→ **AIM**
In the listing below, locate the lines that hold "content" and copy them.

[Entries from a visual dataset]
■ ■ ■

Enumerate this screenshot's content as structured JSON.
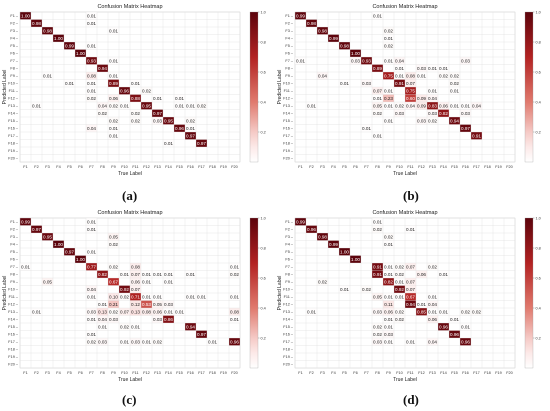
{
  "chart_data": [
    {
      "type": "heatmap",
      "title": "Confusion Matrix Heatmap",
      "xlabel": "True Label",
      "ylabel": "Predicted Label",
      "categories": [
        "F1",
        "F2",
        "F3",
        "F4",
        "F5",
        "F6",
        "F7",
        "F8",
        "F9",
        "F10",
        "F11",
        "F12",
        "F13",
        "F14",
        "F15",
        "F16",
        "F17",
        "F18",
        "F19",
        "F20"
      ],
      "colorbar_ticks": [
        "1.0",
        "0.8",
        "0.6",
        "0.4",
        "0.2"
      ],
      "vrange": [
        0,
        1
      ],
      "panel_label": "(a)",
      "cells": [
        [
          0,
          0,
          1.0
        ],
        [
          0,
          6,
          0.01
        ],
        [
          1,
          1,
          0.98
        ],
        [
          1,
          6,
          0.01
        ],
        [
          2,
          2,
          0.98
        ],
        [
          2,
          8,
          0.01
        ],
        [
          3,
          3,
          1.0
        ],
        [
          4,
          4,
          0.99
        ],
        [
          4,
          6,
          0.01
        ],
        [
          5,
          5,
          1.0
        ],
        [
          6,
          6,
          0.93
        ],
        [
          6,
          8,
          0.01
        ],
        [
          7,
          7,
          0.94
        ],
        [
          8,
          2,
          0.01
        ],
        [
          8,
          6,
          0.08
        ],
        [
          8,
          8,
          0.01
        ],
        [
          9,
          4,
          0.01
        ],
        [
          9,
          6,
          0.01
        ],
        [
          9,
          8,
          0.89
        ],
        [
          9,
          10,
          0.01
        ],
        [
          10,
          6,
          0.01
        ],
        [
          10,
          9,
          0.96
        ],
        [
          10,
          11,
          0.02
        ],
        [
          11,
          6,
          0.02
        ],
        [
          11,
          8,
          0.06
        ],
        [
          11,
          10,
          0.88
        ],
        [
          11,
          12,
          0.01
        ],
        [
          11,
          14,
          0.01
        ],
        [
          12,
          1,
          0.01
        ],
        [
          12,
          7,
          0.04
        ],
        [
          12,
          8,
          0.02
        ],
        [
          12,
          9,
          0.01
        ],
        [
          12,
          11,
          0.95
        ],
        [
          12,
          14,
          0.01
        ],
        [
          12,
          15,
          0.01
        ],
        [
          12,
          16,
          0.02
        ],
        [
          13,
          7,
          0.02
        ],
        [
          13,
          10,
          0.02
        ],
        [
          13,
          12,
          0.97
        ],
        [
          14,
          8,
          0.02
        ],
        [
          14,
          10,
          0.02
        ],
        [
          14,
          12,
          0.03
        ],
        [
          14,
          13,
          0.95
        ],
        [
          14,
          15,
          0.02
        ],
        [
          15,
          6,
          0.04
        ],
        [
          15,
          8,
          0.01
        ],
        [
          15,
          14,
          0.96
        ],
        [
          15,
          15,
          0.01
        ],
        [
          16,
          8,
          0.01
        ],
        [
          16,
          15,
          0.97
        ],
        [
          17,
          13,
          0.01
        ],
        [
          17,
          16,
          0.97
        ]
      ]
    },
    {
      "type": "heatmap",
      "title": "Confusion Matrix Heatmap",
      "xlabel": "True Label",
      "ylabel": "Predicted Label",
      "categories": [
        "F1",
        "F2",
        "F3",
        "F4",
        "F5",
        "F6",
        "F7",
        "F8",
        "F9",
        "F10",
        "F11",
        "F12",
        "F13",
        "F14",
        "F15",
        "F16",
        "F17",
        "F18",
        "F19",
        "F20"
      ],
      "colorbar_ticks": [
        "1.0",
        "0.8",
        "0.6",
        "0.4",
        "0.2"
      ],
      "vrange": [
        0,
        1
      ],
      "panel_label": "(b)",
      "cells": [
        [
          0,
          0,
          0.99
        ],
        [
          0,
          7,
          0.01
        ],
        [
          1,
          1,
          0.98
        ],
        [
          2,
          2,
          0.98
        ],
        [
          2,
          8,
          0.02
        ],
        [
          3,
          3,
          0.99
        ],
        [
          3,
          8,
          0.01
        ],
        [
          4,
          4,
          0.98
        ],
        [
          4,
          8,
          0.02
        ],
        [
          5,
          5,
          1.0
        ],
        [
          6,
          0,
          0.01
        ],
        [
          6,
          5,
          0.03
        ],
        [
          6,
          6,
          0.93
        ],
        [
          6,
          8,
          0.01
        ],
        [
          6,
          9,
          0.04
        ],
        [
          6,
          15,
          0.03
        ],
        [
          7,
          7,
          0.89
        ],
        [
          7,
          9,
          0.01
        ],
        [
          7,
          11,
          0.03
        ],
        [
          7,
          12,
          0.01
        ],
        [
          7,
          13,
          0.01
        ],
        [
          8,
          2,
          0.04
        ],
        [
          8,
          8,
          0.75
        ],
        [
          8,
          9,
          0.01
        ],
        [
          8,
          10,
          0.08
        ],
        [
          8,
          11,
          0.01
        ],
        [
          8,
          13,
          0.02
        ],
        [
          8,
          14,
          0.02
        ],
        [
          9,
          4,
          0.01
        ],
        [
          9,
          6,
          0.03
        ],
        [
          9,
          9,
          0.91
        ],
        [
          9,
          10,
          0.07
        ],
        [
          9,
          14,
          0.02
        ],
        [
          10,
          7,
          0.07
        ],
        [
          10,
          8,
          0.01
        ],
        [
          10,
          10,
          0.75
        ],
        [
          10,
          12,
          0.01
        ],
        [
          10,
          14,
          0.01
        ],
        [
          11,
          7,
          0.01
        ],
        [
          11,
          8,
          0.23
        ],
        [
          11,
          10,
          0.6
        ],
        [
          11,
          11,
          0.09
        ],
        [
          11,
          12,
          0.04
        ],
        [
          12,
          1,
          0.01
        ],
        [
          12,
          7,
          0.05
        ],
        [
          12,
          8,
          0.01
        ],
        [
          12,
          9,
          0.02
        ],
        [
          12,
          10,
          0.04
        ],
        [
          12,
          11,
          0.09
        ],
        [
          12,
          12,
          0.83
        ],
        [
          12,
          13,
          0.06
        ],
        [
          12,
          14,
          0.01
        ],
        [
          12,
          15,
          0.01
        ],
        [
          12,
          16,
          0.04
        ],
        [
          13,
          7,
          0.02
        ],
        [
          13,
          9,
          0.03
        ],
        [
          13,
          12,
          0.03
        ],
        [
          13,
          13,
          0.82
        ],
        [
          13,
          15,
          0.03
        ],
        [
          14,
          8,
          0.01
        ],
        [
          14,
          11,
          0.03
        ],
        [
          14,
          12,
          0.02
        ],
        [
          14,
          14,
          0.94
        ],
        [
          15,
          6,
          0.01
        ],
        [
          15,
          15,
          0.97
        ],
        [
          16,
          7,
          0.01
        ],
        [
          16,
          16,
          0.91
        ]
      ]
    },
    {
      "type": "heatmap",
      "title": "Confusion Matrix Heatmap",
      "xlabel": "True Label",
      "ylabel": "Predicted Label",
      "categories": [
        "F1",
        "F2",
        "F3",
        "F4",
        "F5",
        "F6",
        "F7",
        "F8",
        "F9",
        "F10",
        "F11",
        "F12",
        "F13",
        "F14",
        "F15",
        "F16",
        "F17",
        "F18",
        "F19",
        "F20"
      ],
      "colorbar_ticks": [
        "1.0",
        "0.8",
        "0.6",
        "0.4",
        "0.2"
      ],
      "vrange": [
        0,
        1
      ],
      "panel_label": "(c)",
      "cells": [
        [
          0,
          0,
          0.99
        ],
        [
          0,
          6,
          0.01
        ],
        [
          1,
          1,
          0.97
        ],
        [
          1,
          6,
          0.01
        ],
        [
          2,
          2,
          0.95
        ],
        [
          2,
          8,
          0.05
        ],
        [
          3,
          3,
          1.0
        ],
        [
          3,
          8,
          0.02
        ],
        [
          4,
          4,
          0.97
        ],
        [
          4,
          6,
          0.01
        ],
        [
          5,
          5,
          1.0
        ],
        [
          6,
          0,
          0.01
        ],
        [
          6,
          6,
          0.77
        ],
        [
          6,
          8,
          0.02
        ],
        [
          6,
          10,
          0.08
        ],
        [
          6,
          19,
          0.01
        ],
        [
          7,
          7,
          0.82
        ],
        [
          7,
          9,
          0.01
        ],
        [
          7,
          10,
          0.07
        ],
        [
          7,
          11,
          0.01
        ],
        [
          7,
          12,
          0.01
        ],
        [
          7,
          13,
          0.01
        ],
        [
          7,
          15,
          0.01
        ],
        [
          7,
          19,
          0.02
        ],
        [
          8,
          2,
          0.05
        ],
        [
          8,
          8,
          0.67
        ],
        [
          8,
          10,
          0.06
        ],
        [
          8,
          11,
          0.01
        ],
        [
          8,
          13,
          0.01
        ],
        [
          9,
          6,
          0.04
        ],
        [
          9,
          9,
          0.92
        ],
        [
          9,
          10,
          0.07
        ],
        [
          10,
          6,
          0.01
        ],
        [
          10,
          8,
          0.1
        ],
        [
          10,
          9,
          0.02
        ],
        [
          10,
          10,
          0.71
        ],
        [
          10,
          11,
          0.01
        ],
        [
          10,
          12,
          0.01
        ],
        [
          10,
          15,
          0.01
        ],
        [
          10,
          16,
          0.01
        ],
        [
          10,
          19,
          0.01
        ],
        [
          11,
          7,
          0.01
        ],
        [
          11,
          8,
          0.21
        ],
        [
          11,
          10,
          0.12
        ],
        [
          11,
          11,
          0.53
        ],
        [
          11,
          12,
          0.05
        ],
        [
          11,
          13,
          0.03
        ],
        [
          12,
          1,
          0.01
        ],
        [
          12,
          6,
          0.03
        ],
        [
          12,
          7,
          0.13
        ],
        [
          12,
          8,
          0.02
        ],
        [
          12,
          9,
          0.07
        ],
        [
          12,
          10,
          0.13
        ],
        [
          12,
          11,
          0.08
        ],
        [
          12,
          12,
          0.06
        ],
        [
          12,
          13,
          0.01
        ],
        [
          12,
          14,
          0.01
        ],
        [
          12,
          19,
          0.08
        ],
        [
          13,
          6,
          0.01
        ],
        [
          13,
          7,
          0.04
        ],
        [
          13,
          8,
          0.03
        ],
        [
          13,
          12,
          0.03
        ],
        [
          13,
          13,
          0.86
        ],
        [
          13,
          19,
          0.01
        ],
        [
          14,
          7,
          0.01
        ],
        [
          14,
          9,
          0.02
        ],
        [
          14,
          10,
          0.01
        ],
        [
          14,
          15,
          0.94
        ],
        [
          15,
          6,
          0.01
        ],
        [
          15,
          16,
          0.97
        ],
        [
          16,
          6,
          0.02
        ],
        [
          16,
          7,
          0.03
        ],
        [
          16,
          9,
          0.01
        ],
        [
          16,
          10,
          0.03
        ],
        [
          16,
          11,
          0.01
        ],
        [
          16,
          12,
          0.02
        ],
        [
          16,
          17,
          0.01
        ],
        [
          16,
          19,
          0.96
        ]
      ]
    },
    {
      "type": "heatmap",
      "title": "Confusion Matrix Heatmap",
      "xlabel": "True Label",
      "ylabel": "Predicted Label",
      "categories": [
        "F1",
        "F2",
        "F3",
        "F4",
        "F5",
        "F6",
        "F7",
        "F8",
        "F9",
        "F10",
        "F11",
        "F12",
        "F13",
        "F14",
        "F15",
        "F16",
        "F17",
        "F18",
        "F19",
        "F20"
      ],
      "colorbar_ticks": [
        "1.0",
        "0.8",
        "0.6",
        "0.4",
        "0.2"
      ],
      "vrange": [
        0,
        1
      ],
      "panel_label": "(d)",
      "cells": [
        [
          0,
          0,
          0.99
        ],
        [
          0,
          7,
          0.01
        ],
        [
          1,
          1,
          0.96
        ],
        [
          1,
          7,
          0.02
        ],
        [
          1,
          10,
          0.01
        ],
        [
          2,
          2,
          0.98
        ],
        [
          2,
          8,
          0.02
        ],
        [
          3,
          3,
          0.99
        ],
        [
          3,
          8,
          0.01
        ],
        [
          4,
          4,
          1.0
        ],
        [
          5,
          5,
          1.0
        ],
        [
          6,
          7,
          0.91
        ],
        [
          6,
          8,
          0.01
        ],
        [
          6,
          9,
          0.02
        ],
        [
          6,
          10,
          0.07
        ],
        [
          6,
          12,
          0.02
        ],
        [
          7,
          7,
          0.91
        ],
        [
          7,
          8,
          0.01
        ],
        [
          7,
          9,
          0.02
        ],
        [
          7,
          11,
          0.06
        ],
        [
          7,
          13,
          0.01
        ],
        [
          8,
          2,
          0.02
        ],
        [
          8,
          8,
          0.82
        ],
        [
          8,
          9,
          0.01
        ],
        [
          8,
          10,
          0.07
        ],
        [
          9,
          4,
          0.01
        ],
        [
          9,
          6,
          0.02
        ],
        [
          9,
          9,
          0.92
        ],
        [
          9,
          10,
          0.07
        ],
        [
          10,
          7,
          0.05
        ],
        [
          10,
          8,
          0.01
        ],
        [
          10,
          9,
          0.01
        ],
        [
          10,
          10,
          0.67
        ],
        [
          10,
          12,
          0.01
        ],
        [
          11,
          8,
          0.11
        ],
        [
          11,
          10,
          0.94
        ],
        [
          11,
          11,
          0.01
        ],
        [
          11,
          12,
          0.04
        ],
        [
          12,
          1,
          0.01
        ],
        [
          12,
          7,
          0.03
        ],
        [
          12,
          8,
          0.06
        ],
        [
          12,
          9,
          0.02
        ],
        [
          12,
          11,
          0.85
        ],
        [
          12,
          12,
          0.01
        ],
        [
          12,
          13,
          0.01
        ],
        [
          12,
          15,
          0.02
        ],
        [
          12,
          16,
          0.02
        ],
        [
          13,
          8,
          0.01
        ],
        [
          13,
          9,
          0.02
        ],
        [
          13,
          12,
          0.06
        ],
        [
          13,
          14,
          0.01
        ],
        [
          14,
          7,
          0.02
        ],
        [
          14,
          8,
          0.01
        ],
        [
          14,
          13,
          0.96
        ],
        [
          14,
          15,
          0.01
        ],
        [
          15,
          7,
          0.02
        ],
        [
          15,
          8,
          0.03
        ],
        [
          15,
          14,
          0.96
        ],
        [
          16,
          7,
          0.03
        ],
        [
          16,
          8,
          0.01
        ],
        [
          16,
          10,
          0.01
        ],
        [
          16,
          12,
          0.04
        ],
        [
          16,
          15,
          0.96
        ]
      ]
    }
  ]
}
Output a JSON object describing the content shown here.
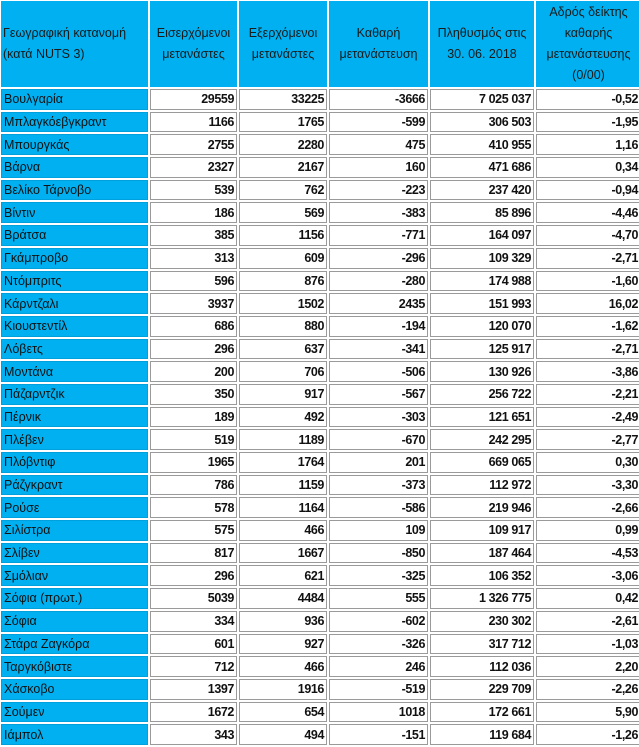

■ ■ ■

→ **WRITTEN ANSWER**
Enumerate this screenshot's content as structured JSON.
Output a JSON object describing the content shown here.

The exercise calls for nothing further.